Data excerpts:
+ + + + + + +

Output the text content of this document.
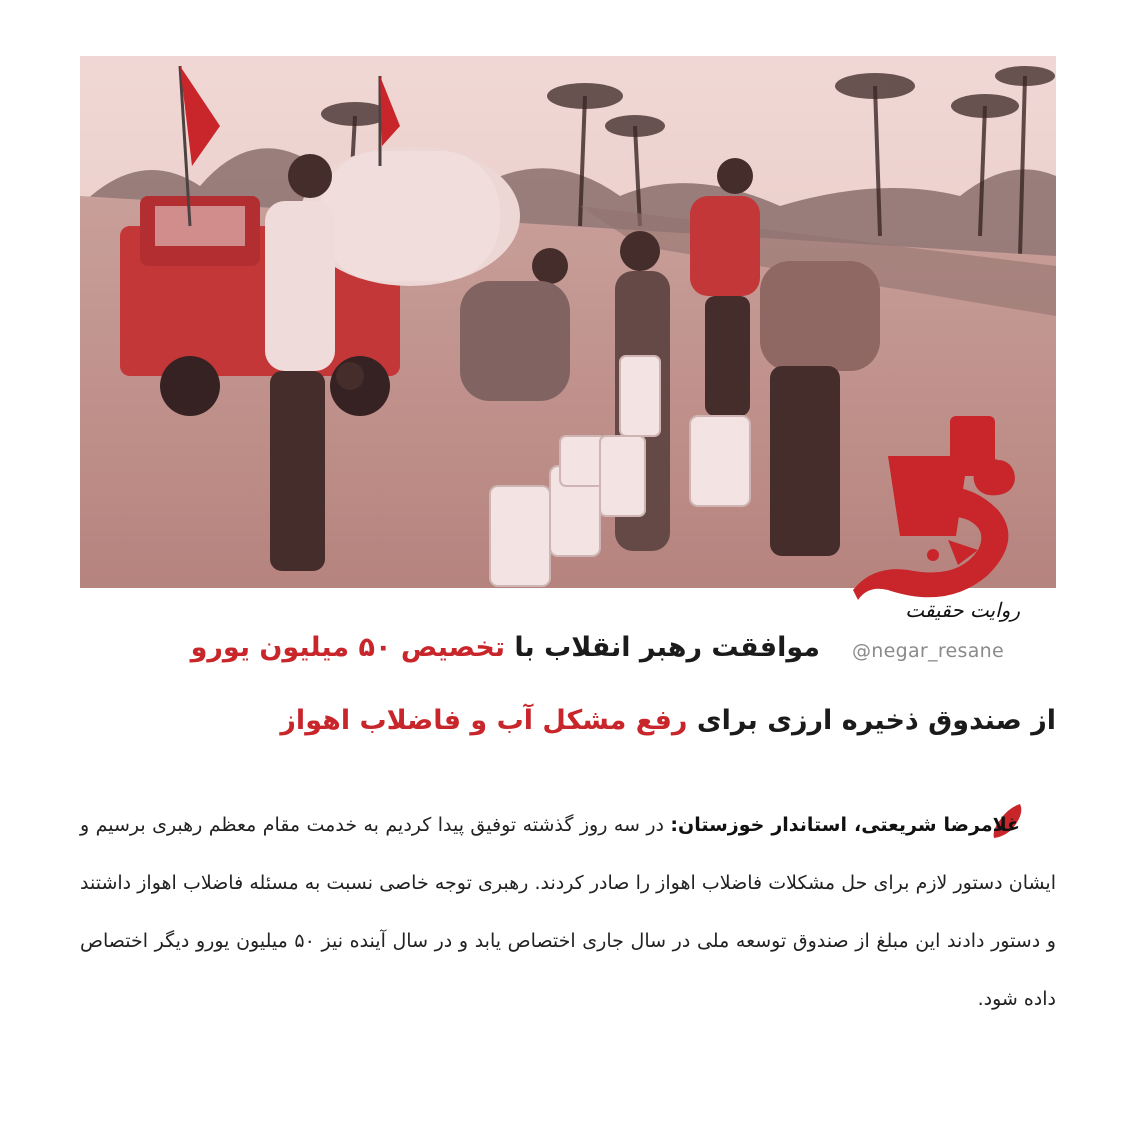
روایت حقیقت
@negar_resane
موافقت رهبر انقلاب با تخصیص ۵۰ میلیون یورو
از صندوق ذخیره ارزی برای رفع مشکل آب و فاضلاب اهواز
غلامرضا شریعتی، استاندار خوزستان: در سه روز گذشته توفیق پیدا کردیم به خدمت مقام معظم رهبری برسیم و ایشان دستور لازم برای حل مشکلات فاضلاب اهواز را صادر کردند. رهبری توجه خاصی نسبت به مسئله فاضلاب اهواز داشتند و دستور دادند این مبلغ از صندوق توسعه ملی در سال جاری اختصاص یابد و در سال آینده نیز ۵۰ میلیون یورو دیگر اختصاص داده شود.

+ + + + + + +

## GIVEN PROBLEM
Give the number of lines that carry the word "یورو", with nothing added.

## CORRECT ANSWER
2